Material provided:
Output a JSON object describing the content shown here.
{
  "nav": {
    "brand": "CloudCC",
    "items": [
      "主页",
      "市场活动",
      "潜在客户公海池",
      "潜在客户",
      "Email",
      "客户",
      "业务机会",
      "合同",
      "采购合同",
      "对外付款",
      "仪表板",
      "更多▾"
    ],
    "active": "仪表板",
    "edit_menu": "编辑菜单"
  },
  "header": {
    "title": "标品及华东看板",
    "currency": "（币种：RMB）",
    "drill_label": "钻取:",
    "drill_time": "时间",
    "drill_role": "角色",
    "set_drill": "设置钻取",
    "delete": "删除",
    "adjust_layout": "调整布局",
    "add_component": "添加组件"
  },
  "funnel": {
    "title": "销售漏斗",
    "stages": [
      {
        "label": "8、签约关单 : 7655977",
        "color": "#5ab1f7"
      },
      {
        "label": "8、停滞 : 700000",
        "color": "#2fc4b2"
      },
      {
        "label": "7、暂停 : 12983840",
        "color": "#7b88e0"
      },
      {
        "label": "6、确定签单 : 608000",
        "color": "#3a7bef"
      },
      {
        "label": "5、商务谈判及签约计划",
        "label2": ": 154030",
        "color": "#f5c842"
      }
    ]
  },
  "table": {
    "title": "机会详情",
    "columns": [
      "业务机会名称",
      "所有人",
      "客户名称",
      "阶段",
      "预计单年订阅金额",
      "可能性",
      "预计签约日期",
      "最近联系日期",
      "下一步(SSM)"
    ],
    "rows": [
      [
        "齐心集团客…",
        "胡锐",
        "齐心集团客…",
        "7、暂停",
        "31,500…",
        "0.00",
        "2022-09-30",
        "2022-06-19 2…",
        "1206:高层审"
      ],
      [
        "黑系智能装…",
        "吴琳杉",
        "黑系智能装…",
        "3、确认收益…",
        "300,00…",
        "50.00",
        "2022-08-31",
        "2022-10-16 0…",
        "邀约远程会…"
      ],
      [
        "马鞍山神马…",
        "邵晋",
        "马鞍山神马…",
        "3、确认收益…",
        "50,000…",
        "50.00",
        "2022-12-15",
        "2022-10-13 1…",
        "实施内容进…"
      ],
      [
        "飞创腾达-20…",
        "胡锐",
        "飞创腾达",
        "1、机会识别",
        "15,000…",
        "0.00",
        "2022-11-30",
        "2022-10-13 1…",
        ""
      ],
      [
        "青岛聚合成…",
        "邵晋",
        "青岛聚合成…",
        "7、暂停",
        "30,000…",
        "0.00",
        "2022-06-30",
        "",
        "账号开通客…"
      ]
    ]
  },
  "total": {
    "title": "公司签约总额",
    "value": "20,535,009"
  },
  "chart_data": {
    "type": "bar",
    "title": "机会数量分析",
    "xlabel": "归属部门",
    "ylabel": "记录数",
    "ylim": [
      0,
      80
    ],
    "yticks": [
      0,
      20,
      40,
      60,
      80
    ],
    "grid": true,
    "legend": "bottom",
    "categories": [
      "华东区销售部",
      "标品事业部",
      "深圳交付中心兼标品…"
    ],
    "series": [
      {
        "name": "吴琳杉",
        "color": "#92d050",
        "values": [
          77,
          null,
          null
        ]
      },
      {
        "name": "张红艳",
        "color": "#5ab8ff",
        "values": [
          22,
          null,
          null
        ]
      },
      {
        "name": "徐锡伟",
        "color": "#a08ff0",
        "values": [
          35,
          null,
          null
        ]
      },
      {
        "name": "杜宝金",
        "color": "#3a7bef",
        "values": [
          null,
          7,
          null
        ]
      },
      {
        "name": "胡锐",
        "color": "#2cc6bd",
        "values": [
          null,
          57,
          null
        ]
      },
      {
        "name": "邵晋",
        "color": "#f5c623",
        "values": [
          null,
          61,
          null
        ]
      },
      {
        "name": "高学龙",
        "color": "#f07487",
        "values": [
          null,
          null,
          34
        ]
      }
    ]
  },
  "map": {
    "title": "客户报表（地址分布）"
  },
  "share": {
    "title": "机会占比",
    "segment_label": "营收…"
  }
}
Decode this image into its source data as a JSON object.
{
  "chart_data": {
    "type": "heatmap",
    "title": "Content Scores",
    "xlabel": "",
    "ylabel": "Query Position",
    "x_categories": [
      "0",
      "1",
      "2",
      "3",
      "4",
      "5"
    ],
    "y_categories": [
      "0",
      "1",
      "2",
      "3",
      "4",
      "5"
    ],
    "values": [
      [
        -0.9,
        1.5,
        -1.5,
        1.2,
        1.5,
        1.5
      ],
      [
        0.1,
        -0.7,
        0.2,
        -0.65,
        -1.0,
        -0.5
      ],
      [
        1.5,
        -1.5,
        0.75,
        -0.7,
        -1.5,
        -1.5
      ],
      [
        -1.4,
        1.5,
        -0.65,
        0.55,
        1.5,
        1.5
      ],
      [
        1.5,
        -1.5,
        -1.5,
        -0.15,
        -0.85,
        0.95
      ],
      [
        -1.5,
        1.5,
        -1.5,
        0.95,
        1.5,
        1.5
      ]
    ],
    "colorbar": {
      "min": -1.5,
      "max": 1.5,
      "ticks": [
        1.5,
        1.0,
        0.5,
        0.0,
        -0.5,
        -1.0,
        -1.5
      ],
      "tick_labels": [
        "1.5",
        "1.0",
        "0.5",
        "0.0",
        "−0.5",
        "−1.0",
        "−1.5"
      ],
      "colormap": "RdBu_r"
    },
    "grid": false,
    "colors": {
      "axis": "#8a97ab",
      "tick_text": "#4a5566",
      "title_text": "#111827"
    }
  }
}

Exercise brief: From the records above, extract every entry verbatim.

Correct response:
Output a JSON object describing the content shown here.
{
  "nav": {
    "brand": "CloudCC",
    "items": [
      "主页",
      "市场活动",
      "潜在客户公海池",
      "潜在客户",
      "Email",
      "客户",
      "业务机会",
      "合同",
      "采购合同",
      "对外付款",
      "仪表板",
      "更多▾"
    ],
    "active": "仪表板",
    "edit_menu": "编辑菜单"
  },
  "header": {
    "title": "标品及华东看板",
    "currency": "（币种：RMB）",
    "drill_label": "钻取:",
    "drill_time": "时间",
    "drill_role": "角色",
    "set_drill": "设置钻取",
    "delete": "删除",
    "adjust_layout": "调整布局",
    "add_component": "添加组件"
  },
  "funnel": {
    "title": "销售漏斗",
    "stages": [
      {
        "label": "8、签约关单 : 7655977",
        "color": "#5ab1f7"
      },
      {
        "label": "8、停滞 : 700000",
        "color": "#2fc4b2"
      },
      {
        "label": "7、暂停 : 12983840",
        "color": "#7b88e0"
      },
      {
        "label": "6、确定签单 : 608000",
        "color": "#3a7bef"
      },
      {
        "label": "5、商务谈判及签约计划",
        "label2": ": 154030",
        "color": "#f5c842"
      }
    ]
  },
  "table": {
    "title": "机会详情",
    "columns": [
      "业务机会名称",
      "所有人",
      "客户名称",
      "阶段",
      "预计单年订阅金额",
      "可能性",
      "预计签约日期",
      "最近联系日期",
      "下一步(SSM)"
    ],
    "rows": [
      [
        "齐心集团客…",
        "胡锐",
        "齐心集团客…",
        "7、暂停",
        "31,500…",
        "0.00",
        "2022-09-30",
        "2022-06-19 2…",
        "1206:高层审"
      ],
      [
        "黑系智能装…",
        "吴琳杉",
        "黑系智能装…",
        "3、确认收益…",
        "300,00…",
        "50.00",
        "2022-08-31",
        "2022-10-16 0…",
        "邀约远程会…"
      ],
      [
        "马鞍山神马…",
        "邵晋",
        "马鞍山神马…",
        "3、确认收益…",
        "50,000…",
        "50.00",
        "2022-12-15",
        "2022-10-13 1…",
        "实施内容进…"
      ],
      [
        "飞创腾达-20…",
        "胡锐",
        "飞创腾达",
        "1、机会识别",
        "15,000…",
        "0.00",
        "2022-11-30",
        "2022-10-13 1…",
        ""
      ],
      [
        "青岛聚合成…",
        "邵晋",
        "青岛聚合成…",
        "7、暂停",
        "30,000…",
        "0.00",
        "2022-06-30",
        "",
        "账号开通客…"
      ]
    ]
  },
  "total": {
    "title": "公司签约总额",
    "value": "20,535,009"
  },
  "chart_data": {
    "type": "bar",
    "title": "机会数量分析",
    "xlabel": "归属部门",
    "ylabel": "记录数",
    "ylim": [
      0,
      80
    ],
    "yticks": [
      0,
      20,
      40,
      60,
      80
    ],
    "grid": true,
    "legend": "bottom",
    "categories": [
      "华东区销售部",
      "标品事业部",
      "深圳交付中心兼标品…"
    ],
    "series": [
      {
        "name": "吴琳杉",
        "color": "#92d050",
        "values": [
          77,
          null,
          null
        ]
      },
      {
        "name": "张红艳",
        "color": "#5ab8ff",
        "values": [
          22,
          null,
          null
        ]
      },
      {
        "name": "徐锡伟",
        "color": "#a08ff0",
        "values": [
          35,
          null,
          null
        ]
      },
      {
        "name": "杜宝金",
        "color": "#3a7bef",
        "values": [
          null,
          7,
          null
        ]
      },
      {
        "name": "胡锐",
        "color": "#2cc6bd",
        "values": [
          null,
          57,
          null
        ]
      },
      {
        "name": "邵晋",
        "color": "#f5c623",
        "values": [
          null,
          61,
          null
        ]
      },
      {
        "name": "高学龙",
        "color": "#f07487",
        "values": [
          null,
          null,
          34
        ]
      }
    ]
  },
  "map": {
    "title": "客户报表（地址分布）"
  },
  "share": {
    "title": "机会占比",
    "segment_label": "营收…"
  }
}
Decode this image into its source data as a JSON object.
{
  "chart_data": {
    "type": "heatmap",
    "title": "Content Scores",
    "xlabel": "",
    "ylabel": "Query Position",
    "x_categories": [
      "0",
      "1",
      "2",
      "3",
      "4",
      "5"
    ],
    "y_categories": [
      "0",
      "1",
      "2",
      "3",
      "4",
      "5"
    ],
    "values": [
      [
        -0.9,
        1.5,
        -1.5,
        1.2,
        1.5,
        1.5
      ],
      [
        0.1,
        -0.7,
        0.2,
        -0.65,
        -1.0,
        -0.5
      ],
      [
        1.5,
        -1.5,
        0.75,
        -0.7,
        -1.5,
        -1.5
      ],
      [
        -1.4,
        1.5,
        -0.65,
        0.55,
        1.5,
        1.5
      ],
      [
        1.5,
        -1.5,
        -1.5,
        -0.15,
        -0.85,
        0.95
      ],
      [
        -1.5,
        1.5,
        -1.5,
        0.95,
        1.5,
        1.5
      ]
    ],
    "colorbar": {
      "min": -1.5,
      "max": 1.5,
      "ticks": [
        1.5,
        1.0,
        0.5,
        0.0,
        -0.5,
        -1.0,
        -1.5
      ],
      "tick_labels": [
        "1.5",
        "1.0",
        "0.5",
        "0.0",
        "−0.5",
        "−1.0",
        "−1.5"
      ],
      "colormap": "RdBu_r"
    },
    "grid": false,
    "colors": {
      "axis": "#8a97ab",
      "tick_text": "#4a5566",
      "title_text": "#111827"
    }
  }
}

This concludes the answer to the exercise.